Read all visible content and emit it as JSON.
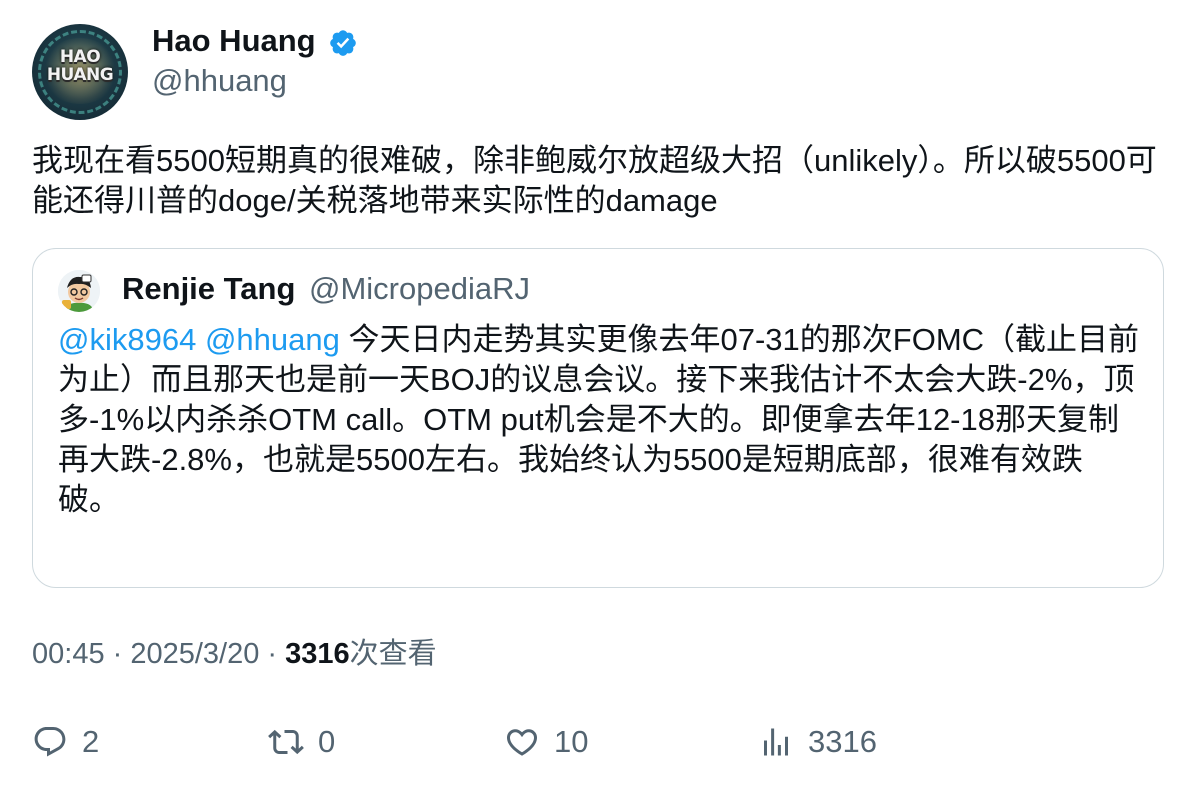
{
  "author": {
    "name": "Hao Huang",
    "handle": "@hhuang",
    "avatar_text_line1": "HAO",
    "avatar_text_line2": "HUANG",
    "verified_icon": "verified-badge-icon"
  },
  "tweet": {
    "text": "我现在看5500短期真的很难破，除非鲍威尔放超级大招（unlikely）。所以破5500可能还得川普的doge/关税落地带来实际性的damage"
  },
  "quoted_tweet": {
    "name": "Renjie Tang",
    "handle": "@MicropediaRJ",
    "mention_1": "@kik8964",
    "mention_2": "@hhuang",
    "text": " 今天日内走势其实更像去年07-31的那次FOMC（截止目前为止）而且那天也是前一天BOJ的议息会议。接下来我估计不太会大跌-2%，顶多-1%以内杀杀OTM call。OTM put机会是不大的。即便拿去年12-18那天复制再大跌-2.8%，也就是5500左右。我始终认为5500是短期底部，很难有效跌破。"
  },
  "meta": {
    "time": "00:45",
    "separator": " · ",
    "date": "2025/3/20",
    "views_count": "3316",
    "views_label": "次查看"
  },
  "actions": {
    "replies": "2",
    "reposts": "0",
    "likes": "10",
    "views": "3316"
  },
  "colors": {
    "text": "#0f1419",
    "secondary": "#536471",
    "link": "#1d9bf0",
    "border": "#cfd9de",
    "verified": "#1d9bf0"
  }
}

▶ **WHAT TO WORK ON**: Every record above must be given again exactly; drop the pictures.

▶ **ANSWER FOR THIS EXERCISE**:
Read all visible content and emit it as JSON.
{
  "author": {
    "name": "Hao Huang",
    "handle": "@hhuang",
    "avatar_text_line1": "HAO",
    "avatar_text_line2": "HUANG",
    "verified_icon": "verified-badge-icon"
  },
  "tweet": {
    "text": "我现在看5500短期真的很难破，除非鲍威尔放超级大招（unlikely）。所以破5500可能还得川普的doge/关税落地带来实际性的damage"
  },
  "quoted_tweet": {
    "name": "Renjie Tang",
    "handle": "@MicropediaRJ",
    "mention_1": "@kik8964",
    "mention_2": "@hhuang",
    "text": " 今天日内走势其实更像去年07-31的那次FOMC（截止目前为止）而且那天也是前一天BOJ的议息会议。接下来我估计不太会大跌-2%，顶多-1%以内杀杀OTM call。OTM put机会是不大的。即便拿去年12-18那天复制再大跌-2.8%，也就是5500左右。我始终认为5500是短期底部，很难有效跌破。"
  },
  "meta": {
    "time": "00:45",
    "separator": " · ",
    "date": "2025/3/20",
    "views_count": "3316",
    "views_label": "次查看"
  },
  "actions": {
    "replies": "2",
    "reposts": "0",
    "likes": "10",
    "views": "3316"
  },
  "colors": {
    "text": "#0f1419",
    "secondary": "#536471",
    "link": "#1d9bf0",
    "border": "#cfd9de",
    "verified": "#1d9bf0"
  }
}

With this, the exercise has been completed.